::: Records for this task :::

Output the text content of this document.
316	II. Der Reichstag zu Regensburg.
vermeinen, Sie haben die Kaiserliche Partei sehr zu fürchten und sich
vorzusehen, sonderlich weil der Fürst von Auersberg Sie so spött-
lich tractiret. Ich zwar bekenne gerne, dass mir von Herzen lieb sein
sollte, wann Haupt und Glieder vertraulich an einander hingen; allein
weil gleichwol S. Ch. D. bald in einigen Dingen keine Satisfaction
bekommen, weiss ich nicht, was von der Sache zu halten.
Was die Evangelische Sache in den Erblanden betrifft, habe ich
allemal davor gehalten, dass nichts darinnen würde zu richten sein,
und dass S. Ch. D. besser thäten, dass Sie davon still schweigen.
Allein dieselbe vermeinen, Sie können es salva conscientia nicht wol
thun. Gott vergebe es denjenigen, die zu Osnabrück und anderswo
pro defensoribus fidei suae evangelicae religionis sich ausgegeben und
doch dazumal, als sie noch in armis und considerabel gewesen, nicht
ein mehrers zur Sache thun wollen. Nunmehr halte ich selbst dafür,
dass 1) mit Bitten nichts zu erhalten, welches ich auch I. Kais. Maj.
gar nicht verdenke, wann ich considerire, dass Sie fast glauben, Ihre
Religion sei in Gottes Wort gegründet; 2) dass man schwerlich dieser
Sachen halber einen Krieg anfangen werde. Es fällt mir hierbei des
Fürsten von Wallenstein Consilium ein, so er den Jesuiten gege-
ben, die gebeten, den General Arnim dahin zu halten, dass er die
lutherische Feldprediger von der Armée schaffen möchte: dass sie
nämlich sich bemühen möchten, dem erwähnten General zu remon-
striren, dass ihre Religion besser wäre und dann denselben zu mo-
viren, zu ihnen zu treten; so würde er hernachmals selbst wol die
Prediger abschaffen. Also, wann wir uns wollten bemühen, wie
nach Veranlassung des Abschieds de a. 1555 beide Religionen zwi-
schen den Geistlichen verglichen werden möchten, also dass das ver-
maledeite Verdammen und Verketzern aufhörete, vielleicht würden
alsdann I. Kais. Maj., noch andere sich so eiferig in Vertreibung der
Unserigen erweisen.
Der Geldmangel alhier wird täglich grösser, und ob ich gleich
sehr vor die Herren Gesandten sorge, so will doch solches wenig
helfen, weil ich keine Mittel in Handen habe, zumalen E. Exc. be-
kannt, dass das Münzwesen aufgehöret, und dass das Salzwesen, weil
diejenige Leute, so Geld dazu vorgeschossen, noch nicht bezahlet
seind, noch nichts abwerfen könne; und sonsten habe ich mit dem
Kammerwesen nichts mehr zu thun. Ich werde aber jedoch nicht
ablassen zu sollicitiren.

:::

Collect the lines that hold "nichts".

allemal davor gehalten, dass nichts darinnen würde zu richten sein,
dass 1) mit Bitten nichts zu erhalten, welches ich auch I. Kais. Maj.
seind, noch nichts abwerfen könne; und sonsten habe ich mit dem
Kammerwesen nichts mehr zu thun. Ich werde aber jedoch nicht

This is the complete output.